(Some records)

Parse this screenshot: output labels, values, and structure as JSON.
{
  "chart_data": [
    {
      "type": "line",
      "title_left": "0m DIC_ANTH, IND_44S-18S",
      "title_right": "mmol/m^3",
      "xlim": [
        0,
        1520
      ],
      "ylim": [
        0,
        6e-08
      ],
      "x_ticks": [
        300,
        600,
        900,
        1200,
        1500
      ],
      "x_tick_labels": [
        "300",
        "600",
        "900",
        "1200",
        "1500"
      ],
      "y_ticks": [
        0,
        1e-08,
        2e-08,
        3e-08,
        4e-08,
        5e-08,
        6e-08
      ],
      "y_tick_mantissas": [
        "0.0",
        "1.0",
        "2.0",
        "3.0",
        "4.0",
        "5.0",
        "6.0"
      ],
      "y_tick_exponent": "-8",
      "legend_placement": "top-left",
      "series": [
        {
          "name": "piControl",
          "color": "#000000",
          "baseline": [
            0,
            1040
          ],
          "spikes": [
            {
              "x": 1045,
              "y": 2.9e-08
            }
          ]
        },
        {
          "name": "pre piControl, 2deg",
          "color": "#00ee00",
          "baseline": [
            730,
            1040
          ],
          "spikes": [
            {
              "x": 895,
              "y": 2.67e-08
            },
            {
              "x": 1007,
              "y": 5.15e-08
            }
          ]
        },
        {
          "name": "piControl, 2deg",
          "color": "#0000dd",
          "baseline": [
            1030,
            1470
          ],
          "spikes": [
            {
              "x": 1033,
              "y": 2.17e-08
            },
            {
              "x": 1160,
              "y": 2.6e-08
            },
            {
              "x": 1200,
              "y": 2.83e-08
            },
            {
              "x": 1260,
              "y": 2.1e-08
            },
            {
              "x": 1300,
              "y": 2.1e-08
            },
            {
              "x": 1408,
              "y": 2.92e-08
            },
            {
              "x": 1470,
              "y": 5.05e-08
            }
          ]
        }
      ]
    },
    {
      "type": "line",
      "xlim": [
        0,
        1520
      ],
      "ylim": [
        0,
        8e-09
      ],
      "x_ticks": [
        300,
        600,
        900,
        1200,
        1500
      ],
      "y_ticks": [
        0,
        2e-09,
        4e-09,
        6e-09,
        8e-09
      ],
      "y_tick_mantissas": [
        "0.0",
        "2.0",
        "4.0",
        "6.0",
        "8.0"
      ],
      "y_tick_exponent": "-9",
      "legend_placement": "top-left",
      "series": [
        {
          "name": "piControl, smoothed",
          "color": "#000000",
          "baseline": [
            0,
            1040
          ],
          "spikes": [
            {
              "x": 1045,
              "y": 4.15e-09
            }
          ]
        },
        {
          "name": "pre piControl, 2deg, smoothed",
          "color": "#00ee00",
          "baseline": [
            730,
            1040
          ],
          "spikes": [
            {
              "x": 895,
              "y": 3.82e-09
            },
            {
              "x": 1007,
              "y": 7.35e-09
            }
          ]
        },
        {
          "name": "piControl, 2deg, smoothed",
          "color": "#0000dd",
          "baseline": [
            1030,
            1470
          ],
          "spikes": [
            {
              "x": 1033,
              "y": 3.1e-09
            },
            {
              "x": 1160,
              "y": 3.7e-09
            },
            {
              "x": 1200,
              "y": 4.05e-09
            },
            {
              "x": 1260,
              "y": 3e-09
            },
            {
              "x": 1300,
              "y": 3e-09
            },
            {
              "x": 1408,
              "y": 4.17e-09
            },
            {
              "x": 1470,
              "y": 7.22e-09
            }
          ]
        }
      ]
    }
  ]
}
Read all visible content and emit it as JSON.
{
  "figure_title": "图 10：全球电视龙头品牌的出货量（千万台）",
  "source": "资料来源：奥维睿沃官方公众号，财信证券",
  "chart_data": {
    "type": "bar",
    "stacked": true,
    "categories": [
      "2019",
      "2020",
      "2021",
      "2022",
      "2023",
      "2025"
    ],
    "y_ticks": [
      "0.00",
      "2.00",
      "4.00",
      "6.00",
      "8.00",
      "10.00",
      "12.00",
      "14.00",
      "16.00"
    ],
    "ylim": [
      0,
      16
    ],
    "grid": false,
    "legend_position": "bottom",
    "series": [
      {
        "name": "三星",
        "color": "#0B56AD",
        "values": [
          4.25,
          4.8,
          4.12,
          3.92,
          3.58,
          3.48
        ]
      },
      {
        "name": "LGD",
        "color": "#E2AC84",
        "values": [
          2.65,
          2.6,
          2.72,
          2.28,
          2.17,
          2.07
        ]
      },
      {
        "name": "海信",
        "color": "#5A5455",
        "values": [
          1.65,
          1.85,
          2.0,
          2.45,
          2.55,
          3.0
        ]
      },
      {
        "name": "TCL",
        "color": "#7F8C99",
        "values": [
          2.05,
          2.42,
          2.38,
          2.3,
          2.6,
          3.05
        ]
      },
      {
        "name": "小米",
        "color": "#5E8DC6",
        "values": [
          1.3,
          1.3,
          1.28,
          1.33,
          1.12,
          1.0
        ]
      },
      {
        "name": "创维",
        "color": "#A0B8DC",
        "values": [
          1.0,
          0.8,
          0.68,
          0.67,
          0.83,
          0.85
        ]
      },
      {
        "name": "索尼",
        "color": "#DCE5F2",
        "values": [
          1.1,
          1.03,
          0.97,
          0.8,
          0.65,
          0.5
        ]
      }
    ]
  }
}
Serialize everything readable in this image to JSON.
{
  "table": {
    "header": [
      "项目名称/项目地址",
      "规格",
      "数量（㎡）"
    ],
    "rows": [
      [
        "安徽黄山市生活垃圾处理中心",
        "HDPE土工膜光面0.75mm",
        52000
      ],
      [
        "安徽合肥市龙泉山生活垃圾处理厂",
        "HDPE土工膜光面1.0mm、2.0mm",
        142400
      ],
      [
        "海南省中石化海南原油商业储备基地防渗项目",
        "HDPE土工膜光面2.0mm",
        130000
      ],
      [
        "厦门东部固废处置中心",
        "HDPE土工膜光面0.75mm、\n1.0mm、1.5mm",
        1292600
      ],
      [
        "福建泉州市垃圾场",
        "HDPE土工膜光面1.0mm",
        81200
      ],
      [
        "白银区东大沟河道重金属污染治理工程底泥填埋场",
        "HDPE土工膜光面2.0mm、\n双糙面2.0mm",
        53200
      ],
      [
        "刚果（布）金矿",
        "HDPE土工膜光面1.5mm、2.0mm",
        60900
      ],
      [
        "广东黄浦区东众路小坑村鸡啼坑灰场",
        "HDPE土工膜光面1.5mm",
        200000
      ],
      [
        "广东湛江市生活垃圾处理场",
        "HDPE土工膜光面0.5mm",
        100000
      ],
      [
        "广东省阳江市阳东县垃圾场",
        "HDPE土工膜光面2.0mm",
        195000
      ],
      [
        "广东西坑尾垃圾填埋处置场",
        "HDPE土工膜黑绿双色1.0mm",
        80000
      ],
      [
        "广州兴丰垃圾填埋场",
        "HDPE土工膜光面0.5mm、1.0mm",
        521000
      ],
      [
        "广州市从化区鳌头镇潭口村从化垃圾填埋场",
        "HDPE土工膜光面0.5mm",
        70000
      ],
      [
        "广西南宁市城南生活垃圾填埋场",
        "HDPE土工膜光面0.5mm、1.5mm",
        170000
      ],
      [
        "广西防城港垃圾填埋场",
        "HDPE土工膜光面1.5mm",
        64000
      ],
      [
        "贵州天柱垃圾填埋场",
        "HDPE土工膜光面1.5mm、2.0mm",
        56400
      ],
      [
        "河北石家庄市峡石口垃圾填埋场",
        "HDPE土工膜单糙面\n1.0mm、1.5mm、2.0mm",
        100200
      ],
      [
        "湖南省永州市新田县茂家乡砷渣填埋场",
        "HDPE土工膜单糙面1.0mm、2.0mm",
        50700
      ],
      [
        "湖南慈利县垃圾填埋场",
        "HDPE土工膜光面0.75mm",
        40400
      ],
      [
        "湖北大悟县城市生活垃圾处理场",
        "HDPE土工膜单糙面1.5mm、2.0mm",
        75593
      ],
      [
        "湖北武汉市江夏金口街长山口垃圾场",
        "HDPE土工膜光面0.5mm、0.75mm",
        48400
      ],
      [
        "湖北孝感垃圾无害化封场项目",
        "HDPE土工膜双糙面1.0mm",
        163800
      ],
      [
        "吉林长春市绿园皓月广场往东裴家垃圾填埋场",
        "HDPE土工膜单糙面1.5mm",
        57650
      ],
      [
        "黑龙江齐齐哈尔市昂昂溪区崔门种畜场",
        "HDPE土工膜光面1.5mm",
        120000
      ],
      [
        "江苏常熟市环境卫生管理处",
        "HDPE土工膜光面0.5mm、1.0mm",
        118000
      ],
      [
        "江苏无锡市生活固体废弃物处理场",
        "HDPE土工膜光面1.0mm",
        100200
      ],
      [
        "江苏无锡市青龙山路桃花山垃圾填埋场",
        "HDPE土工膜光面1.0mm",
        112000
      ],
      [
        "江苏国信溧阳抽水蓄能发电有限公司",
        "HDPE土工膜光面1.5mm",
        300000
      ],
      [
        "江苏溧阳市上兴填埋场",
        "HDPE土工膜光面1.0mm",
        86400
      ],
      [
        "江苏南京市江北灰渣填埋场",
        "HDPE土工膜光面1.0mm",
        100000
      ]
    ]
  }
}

Goal —
List all lines in the material containing the string "piControl".

Written response —
          "name": "piControl",
          "name": "pre piControl, 2deg",
          "name": "piControl, 2deg",
          "name": "piControl, smoothed",
          "name": "pre piControl, 2deg, smoothed",
          "name": "piControl, 2deg, smoothed",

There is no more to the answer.